Exercise objective:
Search the material for the string "description", then return every line where it is found.

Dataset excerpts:
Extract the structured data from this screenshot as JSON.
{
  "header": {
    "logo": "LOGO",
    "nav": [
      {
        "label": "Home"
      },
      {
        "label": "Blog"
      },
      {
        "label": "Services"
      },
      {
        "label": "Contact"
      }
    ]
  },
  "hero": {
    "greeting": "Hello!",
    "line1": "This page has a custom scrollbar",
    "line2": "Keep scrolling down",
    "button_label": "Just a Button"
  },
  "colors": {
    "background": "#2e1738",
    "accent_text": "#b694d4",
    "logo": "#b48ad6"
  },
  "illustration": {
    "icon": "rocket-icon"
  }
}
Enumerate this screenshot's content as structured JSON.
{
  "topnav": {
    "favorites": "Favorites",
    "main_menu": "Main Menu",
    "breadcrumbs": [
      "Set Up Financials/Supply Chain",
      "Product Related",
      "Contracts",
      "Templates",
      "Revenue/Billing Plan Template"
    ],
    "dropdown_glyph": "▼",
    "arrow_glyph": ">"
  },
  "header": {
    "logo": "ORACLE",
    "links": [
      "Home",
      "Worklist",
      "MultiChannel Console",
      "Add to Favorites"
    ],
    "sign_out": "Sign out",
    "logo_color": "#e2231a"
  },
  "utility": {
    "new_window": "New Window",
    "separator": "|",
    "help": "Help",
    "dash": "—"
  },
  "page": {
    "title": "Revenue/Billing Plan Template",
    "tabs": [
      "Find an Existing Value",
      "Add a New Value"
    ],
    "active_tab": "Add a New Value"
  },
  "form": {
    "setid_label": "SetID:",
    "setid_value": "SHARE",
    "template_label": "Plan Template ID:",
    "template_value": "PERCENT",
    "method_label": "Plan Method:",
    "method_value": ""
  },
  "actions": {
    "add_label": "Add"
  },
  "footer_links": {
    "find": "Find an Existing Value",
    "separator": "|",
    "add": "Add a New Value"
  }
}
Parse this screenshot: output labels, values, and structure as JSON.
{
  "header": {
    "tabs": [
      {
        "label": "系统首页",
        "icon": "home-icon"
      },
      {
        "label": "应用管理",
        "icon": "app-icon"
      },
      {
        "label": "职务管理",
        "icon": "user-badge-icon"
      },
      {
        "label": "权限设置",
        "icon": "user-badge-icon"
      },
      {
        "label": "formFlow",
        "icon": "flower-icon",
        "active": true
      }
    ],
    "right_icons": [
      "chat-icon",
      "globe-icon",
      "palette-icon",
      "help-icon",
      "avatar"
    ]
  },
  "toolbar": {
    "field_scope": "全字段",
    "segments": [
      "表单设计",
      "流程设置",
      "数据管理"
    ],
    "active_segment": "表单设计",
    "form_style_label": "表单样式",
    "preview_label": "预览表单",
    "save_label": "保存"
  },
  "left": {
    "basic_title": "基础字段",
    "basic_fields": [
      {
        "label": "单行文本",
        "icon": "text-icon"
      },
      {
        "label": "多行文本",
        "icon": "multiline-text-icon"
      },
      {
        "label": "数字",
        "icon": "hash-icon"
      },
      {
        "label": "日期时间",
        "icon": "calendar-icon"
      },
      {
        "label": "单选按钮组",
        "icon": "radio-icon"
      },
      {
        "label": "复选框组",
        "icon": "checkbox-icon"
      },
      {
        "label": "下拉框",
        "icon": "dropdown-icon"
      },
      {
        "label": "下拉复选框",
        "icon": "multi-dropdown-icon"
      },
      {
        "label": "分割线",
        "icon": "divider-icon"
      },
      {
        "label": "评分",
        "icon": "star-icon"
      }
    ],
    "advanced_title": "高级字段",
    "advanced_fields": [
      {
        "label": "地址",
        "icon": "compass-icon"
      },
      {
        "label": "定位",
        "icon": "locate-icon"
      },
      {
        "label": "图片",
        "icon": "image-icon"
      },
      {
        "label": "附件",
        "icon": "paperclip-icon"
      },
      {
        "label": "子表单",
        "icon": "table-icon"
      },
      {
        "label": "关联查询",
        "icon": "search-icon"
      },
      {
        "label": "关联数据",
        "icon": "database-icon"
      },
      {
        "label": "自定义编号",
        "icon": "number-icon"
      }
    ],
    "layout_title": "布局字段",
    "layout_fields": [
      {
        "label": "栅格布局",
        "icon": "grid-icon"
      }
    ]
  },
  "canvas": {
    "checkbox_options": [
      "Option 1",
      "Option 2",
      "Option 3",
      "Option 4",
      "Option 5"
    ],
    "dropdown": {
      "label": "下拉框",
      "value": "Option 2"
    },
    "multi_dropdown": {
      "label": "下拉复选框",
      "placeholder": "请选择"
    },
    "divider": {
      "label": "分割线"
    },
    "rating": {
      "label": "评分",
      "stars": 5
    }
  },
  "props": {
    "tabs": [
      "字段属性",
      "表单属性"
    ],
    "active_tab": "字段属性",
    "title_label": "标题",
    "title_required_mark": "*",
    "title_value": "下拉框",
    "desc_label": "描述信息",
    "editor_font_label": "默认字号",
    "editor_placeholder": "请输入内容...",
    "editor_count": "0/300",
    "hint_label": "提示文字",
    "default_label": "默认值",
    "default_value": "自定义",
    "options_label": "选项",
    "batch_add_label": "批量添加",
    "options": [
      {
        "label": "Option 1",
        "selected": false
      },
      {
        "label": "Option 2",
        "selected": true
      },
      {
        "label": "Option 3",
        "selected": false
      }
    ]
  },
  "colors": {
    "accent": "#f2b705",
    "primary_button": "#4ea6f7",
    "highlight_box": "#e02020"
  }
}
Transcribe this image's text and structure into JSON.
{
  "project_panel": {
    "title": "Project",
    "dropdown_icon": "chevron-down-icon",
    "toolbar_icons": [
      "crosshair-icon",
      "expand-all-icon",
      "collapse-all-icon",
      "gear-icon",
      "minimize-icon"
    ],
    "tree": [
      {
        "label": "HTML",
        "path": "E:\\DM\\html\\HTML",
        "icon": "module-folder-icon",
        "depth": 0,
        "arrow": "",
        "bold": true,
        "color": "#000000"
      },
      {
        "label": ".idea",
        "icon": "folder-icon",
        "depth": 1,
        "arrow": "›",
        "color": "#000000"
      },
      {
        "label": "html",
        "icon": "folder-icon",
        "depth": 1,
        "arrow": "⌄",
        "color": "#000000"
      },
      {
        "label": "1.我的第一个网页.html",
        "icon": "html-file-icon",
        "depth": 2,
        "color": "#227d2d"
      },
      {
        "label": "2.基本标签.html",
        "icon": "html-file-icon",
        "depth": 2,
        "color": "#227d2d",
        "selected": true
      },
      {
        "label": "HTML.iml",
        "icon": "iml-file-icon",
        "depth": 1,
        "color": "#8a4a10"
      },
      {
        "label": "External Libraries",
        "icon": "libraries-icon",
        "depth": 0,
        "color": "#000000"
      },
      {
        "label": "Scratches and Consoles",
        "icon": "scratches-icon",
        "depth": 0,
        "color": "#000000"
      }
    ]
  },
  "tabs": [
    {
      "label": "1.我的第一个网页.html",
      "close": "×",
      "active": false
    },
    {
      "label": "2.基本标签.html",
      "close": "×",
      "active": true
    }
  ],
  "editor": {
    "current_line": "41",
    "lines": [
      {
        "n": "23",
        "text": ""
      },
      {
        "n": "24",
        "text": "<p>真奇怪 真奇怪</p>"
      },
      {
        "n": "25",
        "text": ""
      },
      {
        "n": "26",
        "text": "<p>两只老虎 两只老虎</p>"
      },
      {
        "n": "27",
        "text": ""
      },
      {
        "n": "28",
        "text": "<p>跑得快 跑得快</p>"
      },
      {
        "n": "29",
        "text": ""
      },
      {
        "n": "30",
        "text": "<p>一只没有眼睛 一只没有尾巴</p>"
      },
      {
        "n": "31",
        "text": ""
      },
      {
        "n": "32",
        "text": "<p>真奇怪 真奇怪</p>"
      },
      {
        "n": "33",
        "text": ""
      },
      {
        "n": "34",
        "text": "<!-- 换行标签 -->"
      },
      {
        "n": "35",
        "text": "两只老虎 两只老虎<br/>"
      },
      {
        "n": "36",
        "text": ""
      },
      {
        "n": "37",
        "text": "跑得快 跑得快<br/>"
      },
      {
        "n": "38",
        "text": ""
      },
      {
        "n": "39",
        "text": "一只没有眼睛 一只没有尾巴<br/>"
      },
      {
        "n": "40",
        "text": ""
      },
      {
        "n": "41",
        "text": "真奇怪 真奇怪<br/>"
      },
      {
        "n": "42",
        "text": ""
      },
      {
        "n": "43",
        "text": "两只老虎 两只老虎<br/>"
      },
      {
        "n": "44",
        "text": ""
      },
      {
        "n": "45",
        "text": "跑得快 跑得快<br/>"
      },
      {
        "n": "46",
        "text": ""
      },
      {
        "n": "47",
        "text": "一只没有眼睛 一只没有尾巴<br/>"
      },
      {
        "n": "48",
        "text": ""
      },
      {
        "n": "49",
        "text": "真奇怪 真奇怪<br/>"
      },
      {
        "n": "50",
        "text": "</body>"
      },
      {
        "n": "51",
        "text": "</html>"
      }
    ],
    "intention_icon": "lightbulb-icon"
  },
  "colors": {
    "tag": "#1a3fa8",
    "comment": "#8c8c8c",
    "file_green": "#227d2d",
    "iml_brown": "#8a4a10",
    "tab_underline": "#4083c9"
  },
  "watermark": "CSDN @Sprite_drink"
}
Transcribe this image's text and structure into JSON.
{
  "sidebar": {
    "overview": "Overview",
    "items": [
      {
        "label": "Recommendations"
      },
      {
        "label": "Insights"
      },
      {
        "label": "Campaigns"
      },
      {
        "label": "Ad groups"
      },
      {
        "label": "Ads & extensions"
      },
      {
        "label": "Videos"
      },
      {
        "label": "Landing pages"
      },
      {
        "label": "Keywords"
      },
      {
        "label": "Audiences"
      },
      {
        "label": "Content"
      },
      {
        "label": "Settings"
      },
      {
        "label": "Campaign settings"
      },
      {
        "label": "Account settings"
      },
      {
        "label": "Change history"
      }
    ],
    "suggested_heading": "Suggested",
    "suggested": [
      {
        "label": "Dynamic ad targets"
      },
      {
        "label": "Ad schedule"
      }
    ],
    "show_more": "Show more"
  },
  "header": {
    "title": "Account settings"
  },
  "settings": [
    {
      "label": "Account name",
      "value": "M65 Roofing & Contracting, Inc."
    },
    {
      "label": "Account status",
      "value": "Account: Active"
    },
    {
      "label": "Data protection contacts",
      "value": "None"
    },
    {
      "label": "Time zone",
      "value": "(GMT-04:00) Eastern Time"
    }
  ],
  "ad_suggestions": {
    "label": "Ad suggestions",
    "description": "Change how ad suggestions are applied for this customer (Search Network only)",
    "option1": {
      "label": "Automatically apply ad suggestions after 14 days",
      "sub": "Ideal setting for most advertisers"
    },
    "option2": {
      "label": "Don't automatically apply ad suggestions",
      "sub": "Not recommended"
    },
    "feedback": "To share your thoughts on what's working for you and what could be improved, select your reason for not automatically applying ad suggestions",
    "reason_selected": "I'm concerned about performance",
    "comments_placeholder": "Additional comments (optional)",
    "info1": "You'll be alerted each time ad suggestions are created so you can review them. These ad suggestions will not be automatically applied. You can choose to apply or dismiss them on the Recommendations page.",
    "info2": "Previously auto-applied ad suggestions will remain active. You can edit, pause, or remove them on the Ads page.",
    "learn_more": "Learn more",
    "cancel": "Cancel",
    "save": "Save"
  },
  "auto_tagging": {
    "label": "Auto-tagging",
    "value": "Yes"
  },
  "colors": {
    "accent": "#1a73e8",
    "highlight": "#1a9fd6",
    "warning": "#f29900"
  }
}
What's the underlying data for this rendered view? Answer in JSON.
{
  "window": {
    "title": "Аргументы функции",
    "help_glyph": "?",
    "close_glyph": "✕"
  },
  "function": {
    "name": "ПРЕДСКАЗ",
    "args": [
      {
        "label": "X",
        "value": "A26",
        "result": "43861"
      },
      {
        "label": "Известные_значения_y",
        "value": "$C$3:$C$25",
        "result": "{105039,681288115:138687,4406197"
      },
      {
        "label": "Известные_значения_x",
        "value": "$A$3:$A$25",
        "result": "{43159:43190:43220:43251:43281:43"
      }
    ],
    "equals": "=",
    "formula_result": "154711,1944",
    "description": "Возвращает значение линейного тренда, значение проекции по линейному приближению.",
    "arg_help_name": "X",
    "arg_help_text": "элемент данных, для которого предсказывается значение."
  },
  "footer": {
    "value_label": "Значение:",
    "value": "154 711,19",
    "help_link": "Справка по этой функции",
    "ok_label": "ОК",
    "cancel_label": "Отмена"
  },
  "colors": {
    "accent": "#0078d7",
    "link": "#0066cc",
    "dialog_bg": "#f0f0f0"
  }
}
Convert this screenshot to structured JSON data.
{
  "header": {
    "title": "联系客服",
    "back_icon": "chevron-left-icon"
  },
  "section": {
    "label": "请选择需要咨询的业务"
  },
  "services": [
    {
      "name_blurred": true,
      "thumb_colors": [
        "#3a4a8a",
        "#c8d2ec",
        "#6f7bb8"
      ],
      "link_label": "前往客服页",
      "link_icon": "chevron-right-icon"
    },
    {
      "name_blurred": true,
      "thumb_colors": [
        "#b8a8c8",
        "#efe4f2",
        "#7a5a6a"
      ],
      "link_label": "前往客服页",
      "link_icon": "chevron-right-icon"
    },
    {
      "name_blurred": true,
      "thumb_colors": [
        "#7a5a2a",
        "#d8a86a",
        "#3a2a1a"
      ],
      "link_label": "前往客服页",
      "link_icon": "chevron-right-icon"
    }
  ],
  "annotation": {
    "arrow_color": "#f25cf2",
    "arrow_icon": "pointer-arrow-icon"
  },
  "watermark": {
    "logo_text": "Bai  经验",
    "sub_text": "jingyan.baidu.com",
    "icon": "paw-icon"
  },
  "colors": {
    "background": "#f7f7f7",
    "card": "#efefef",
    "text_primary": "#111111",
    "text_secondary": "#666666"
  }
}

Output:
    "description": "Change how ad suggestions are applied for this customer (Search Network only)",
    "description": "Возвращает значение линейного тренда, значение проекции по линейному приближению.",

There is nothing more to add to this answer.